Problem to solve -
Lines that hold the word "this" should be located and copied.

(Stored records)
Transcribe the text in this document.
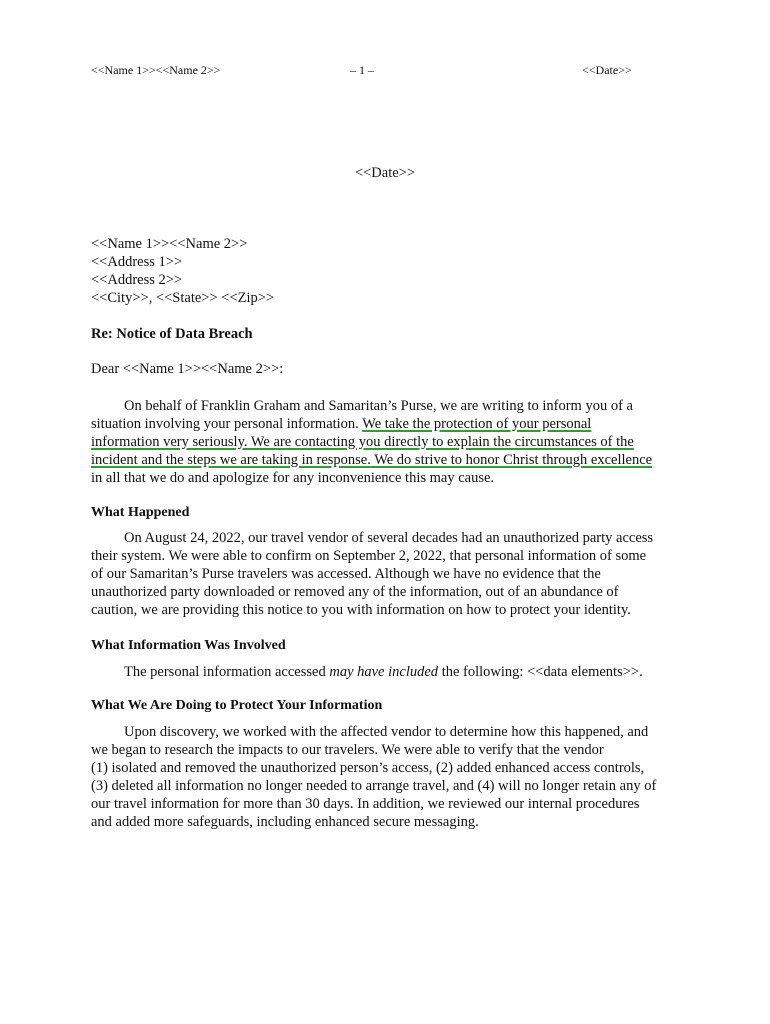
<<Name 1>><<Name 2>>	– 1 –	<<Date>>
<<Date>>
<<Name 1>><<Name 2>>
<<Address 1>>
<<Address 2>>
<<City>>, <<State>> <<Zip>>
Re: Notice of Data Breach
Dear <<Name 1>><<Name 2>>:
On behalf of Franklin Graham and Samaritan’s Purse, we are writing to inform you of a
situation involving your personal information. We take the protection of your personal
information very seriously. We are contacting you directly to explain the circumstances of the
incident and the steps we are taking in response. We do strive to honor Christ through excellence
in all that we do and apologize for any inconvenience this may cause.
What Happened
On August 24, 2022, our travel vendor of several decades had an unauthorized party access
their system. We were able to confirm on September 2, 2022, that personal information of some
of our Samaritan’s Purse travelers was accessed. Although we have no evidence that the
unauthorized party downloaded or removed any of the information, out of an abundance of
caution, we are providing this notice to you with information on how to protect your identity.
What Information Was Involved
The personal information accessed may have included the following: <<data elements>>.
What We Are Doing to Protect Your Information
Upon discovery, we worked with the affected vendor to determine how this happened, and
we began to research the impacts to our travelers. We were able to verify that the vendor
(1) isolated and removed the unauthorized person’s access, (2) added enhanced access controls,
(3) deleted all information no longer needed to arrange travel, and (4) will no longer retain any of
our travel information for more than 30 days. In addition, we reviewed our internal procedures
and added more safeguards, including enhanced secure messaging.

Exercise output -
Transcribe the text in this document.
in all that we do and apologize for any inconvenience this may cause.
caution, we are providing this notice to you with information on how to protect your identity.
Upon discovery, we worked with the affected vendor to determine how this happened, and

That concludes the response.